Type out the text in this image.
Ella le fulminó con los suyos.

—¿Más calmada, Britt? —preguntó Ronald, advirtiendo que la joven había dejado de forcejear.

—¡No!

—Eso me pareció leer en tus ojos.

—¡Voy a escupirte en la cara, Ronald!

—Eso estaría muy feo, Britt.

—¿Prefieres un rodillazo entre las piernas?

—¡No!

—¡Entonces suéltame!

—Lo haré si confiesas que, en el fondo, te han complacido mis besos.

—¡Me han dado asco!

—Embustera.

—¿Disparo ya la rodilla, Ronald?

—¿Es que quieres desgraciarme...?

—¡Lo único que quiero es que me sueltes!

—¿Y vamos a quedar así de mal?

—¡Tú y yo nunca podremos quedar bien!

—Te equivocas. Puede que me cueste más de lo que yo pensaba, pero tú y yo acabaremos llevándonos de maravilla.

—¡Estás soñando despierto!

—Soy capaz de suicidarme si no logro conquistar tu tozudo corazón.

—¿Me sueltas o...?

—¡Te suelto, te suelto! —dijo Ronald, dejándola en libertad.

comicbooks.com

> What you have to do
Filter the listing above for the string "Britt" and copy every matching line.

> Full solution
—¿Más calmada, Britt? —preguntó Ronald, advirtiendo que la joven había dejado de forcejear.
—Eso estaría muy feo, Britt.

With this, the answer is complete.